• _Data listing_

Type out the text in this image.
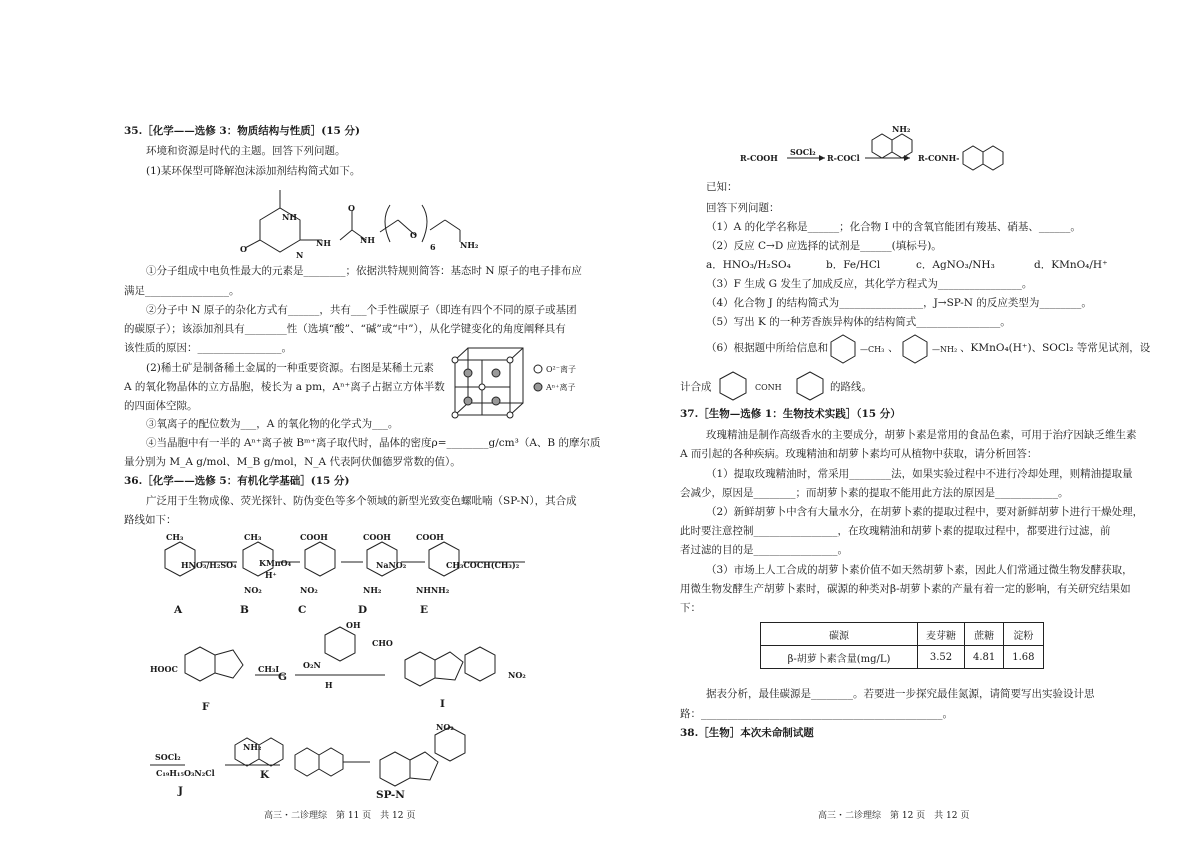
35.［化学——选修 3：物质结构与性质］(15 分)
环境和资源是时代的主题。回答下列问题。
(1)某环保型可降解泡沫添加剂结构简式如下。
NH
NH	NH
N
O
O
O
6	NH₂
①分子组成中电负性最大的元素是________；依据洪特规则简答：基态时 N 原子的电子排布应
满足________________。
②分子中 N 原子的杂化方式有______，共有___个手性碳原子（即连有四个不同的原子或基团
的碳原子）；该添加剂具有________性（选填“酸”、“碱”或“中”），从化学键变化的角度阐释具有
该性质的原因：________________。
(2)稀土矿是制备稀土金属的一种重要资源。右图是某稀土元素
A 的氧化物晶体的立方晶胞，棱长为 a pm，Aⁿ⁺离子占据立方体半数
的四面体空隙。
O²⁻离子
Aⁿ⁺离子
③氧离子的配位数为___，A 的氧化物的化学式为___。
④当晶胞中有一半的 Aⁿ⁺离子被 Bᵐ⁺离子取代时，晶体的密度ρ=________g/cm³（A、B 的摩尔质
量分别为 M_A g/mol、M_B g/mol，N_A 代表阿伏伽德罗常数的值）。
36.［化学——选修 5：有机化学基础］(15 分)
广泛用于生物成像、荧光探针、防伪变色等多个领域的新型光致变色螺吡喃（SP-N），其合成
路线如下：
HNO₃/H₂SO₄	KMnO₄
H⁺
NaNO₂	CH₃COCH(CH₃)₂
CH₃	CH₃	COOH	COOH	COOH
NO₂	NO₂	NH₂	NHNH₂
A	B	C	D	E
HOOC
OH
CHO
O₂N
NO₂
CH₃I
G
H
F	I
SOCl₂
C₁₉H₁₅O₃N₂Cl
NH₂
NO₂
K
J	SP-N
高三・二诊理综　第 11 页　共 12 页
R-COOH
SOCl₂
R-COCl
NH₂
R-CONH-
已知：
回答下列问题：
（1）A 的化学名称是______；化合物 I 中的含氧官能团有羧基、硝基、______。
（2）反应 C→D 应选择的试剂是______(填标号)。
a．HNO₃/H₂SO₄	b．Fe/HCl	c．AgNO₃/NH₃	d．KMnO₄/H⁺
（3）F 生成 G 发生了加成反应，其化学方程式为________________。
（4）化合物 J 的结构简式为________________，J→SP-N 的反应类型为________。
（5）写出 K 的一种芳香族异构体的结构简式________________。
（6）根据题中所给信息和	—CH₃ 、	—NH₂ 、KMnO₄(H⁺)、SOCl₂ 等常见试剂，设
计合成	CONH	的路线。
37.［生物—选修 1：生物技术实践］（15 分）
玫瑰精油是制作高级香水的主要成分，胡萝卜素是常用的食品色素，可用于治疗因缺乏维生素
A 而引起的各种疾病。玫瑰精油和胡萝卜素均可从植物中获取，请分析回答：
（1）提取玫瑰精油时，常采用________法，如果实验过程中不进行冷却处理，则精油提取量
会减少，原因是________；而胡萝卜素的提取不能用此方法的原因是____________。
（2）新鲜胡萝卜中含有大量水分，在胡萝卜素的提取过程中，要对新鲜胡萝卜进行干燥处理，
此时要注意控制________________，在玫瑰精油和胡萝卜素的提取过程中，都要进行过滤，前
者过滤的目的是________________。
（3）市场上人工合成的胡萝卜素价值不如天然胡萝卜素，因此人们常通过微生物发酵获取，
用微生物发酵生产胡萝卜素时，碳源的种类对β-胡萝卜素的产量有着一定的影响，有关研究结果如
下：
碳源	麦芽糖	蔗糖	淀粉
β-胡萝卜素含量(mg/L)	3.52	4.81	1.68
据表分析，最佳碳源是________。若要进一步探究最佳氮源，请简要写出实验设计思
路：______________________________________________。
38.［生物］本次未命制试题
高三・二诊理综　第 12 页　共 12 页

• _REQUIRED WORK_
Leaving the pictures aside, transcribe the entire listing exactly.

• _ANSWER TO THIS PROBLEM_
Type out the text in this image.
35.［化学——选修 3：物质结构与性质］(15 分)
环境和资源是时代的主题。回答下列问题。
(1)某环保型可降解泡沫添加剂结构简式如下。
NH
NH	NH
N
O
O
O
6	NH₂
①分子组成中电负性最大的元素是________；依据洪特规则简答：基态时 N 原子的电子排布应
满足________________。
②分子中 N 原子的杂化方式有______，共有___个手性碳原子（即连有四个不同的原子或基团
的碳原子）；该添加剂具有________性（选填“酸”、“碱”或“中”），从化学键变化的角度阐释具有
该性质的原因：________________。
(2)稀土矿是制备稀土金属的一种重要资源。右图是某稀土元素
A 的氧化物晶体的立方晶胞，棱长为 a pm，Aⁿ⁺离子占据立方体半数
的四面体空隙。
O²⁻离子
Aⁿ⁺离子
③氧离子的配位数为___，A 的氧化物的化学式为___。
④当晶胞中有一半的 Aⁿ⁺离子被 Bᵐ⁺离子取代时，晶体的密度ρ=________g/cm³（A、B 的摩尔质
量分别为 M_A g/mol、M_B g/mol，N_A 代表阿伏伽德罗常数的值）。
36.［化学——选修 5：有机化学基础］(15 分)
广泛用于生物成像、荧光探针、防伪变色等多个领域的新型光致变色螺吡喃（SP-N），其合成
路线如下：
HNO₃/H₂SO₄	KMnO₄
H⁺
NaNO₂	CH₃COCH(CH₃)₂
CH₃	CH₃	COOH	COOH	COOH
NO₂	NO₂	NH₂	NHNH₂
A	B	C	D	E
HOOC
OH
CHO
O₂N
NO₂
CH₃I
G
H
F	I
SOCl₂
C₁₉H₁₅O₃N₂Cl
NH₂
NO₂
K
J	SP-N
高三・二诊理综　第 11 页　共 12 页
R-COOH
SOCl₂
R-COCl
NH₂
R-CONH-
已知：
回答下列问题：
（1）A 的化学名称是______；化合物 I 中的含氧官能团有羧基、硝基、______。
（2）反应 C→D 应选择的试剂是______(填标号)。
a．HNO₃/H₂SO₄	b．Fe/HCl	c．AgNO₃/NH₃	d．KMnO₄/H⁺
（3）F 生成 G 发生了加成反应，其化学方程式为________________。
（4）化合物 J 的结构简式为________________，J→SP-N 的反应类型为________。
（5）写出 K 的一种芳香族异构体的结构简式________________。
（6）根据题中所给信息和	—CH₃ 、	—NH₂ 、KMnO₄(H⁺)、SOCl₂ 等常见试剂，设
计合成	CONH	的路线。
37.［生物—选修 1：生物技术实践］（15 分）
玫瑰精油是制作高级香水的主要成分，胡萝卜素是常用的食品色素，可用于治疗因缺乏维生素
A 而引起的各种疾病。玫瑰精油和胡萝卜素均可从植物中获取，请分析回答：
（1）提取玫瑰精油时，常采用________法，如果实验过程中不进行冷却处理，则精油提取量
会减少，原因是________；而胡萝卜素的提取不能用此方法的原因是____________。
（2）新鲜胡萝卜中含有大量水分，在胡萝卜素的提取过程中，要对新鲜胡萝卜进行干燥处理，
此时要注意控制________________，在玫瑰精油和胡萝卜素的提取过程中，都要进行过滤，前
者过滤的目的是________________。
（3）市场上人工合成的胡萝卜素价值不如天然胡萝卜素，因此人们常通过微生物发酵获取，
用微生物发酵生产胡萝卜素时，碳源的种类对β-胡萝卜素的产量有着一定的影响，有关研究结果如
下：
碳源	麦芽糖	蔗糖	淀粉
β-胡萝卜素含量(mg/L)	3.52	4.81	1.68
据表分析，最佳碳源是________。若要进一步探究最佳氮源，请简要写出实验设计思
路：______________________________________________。
38.［生物］本次未命制试题
高三・二诊理综　第 12 页　共 12 页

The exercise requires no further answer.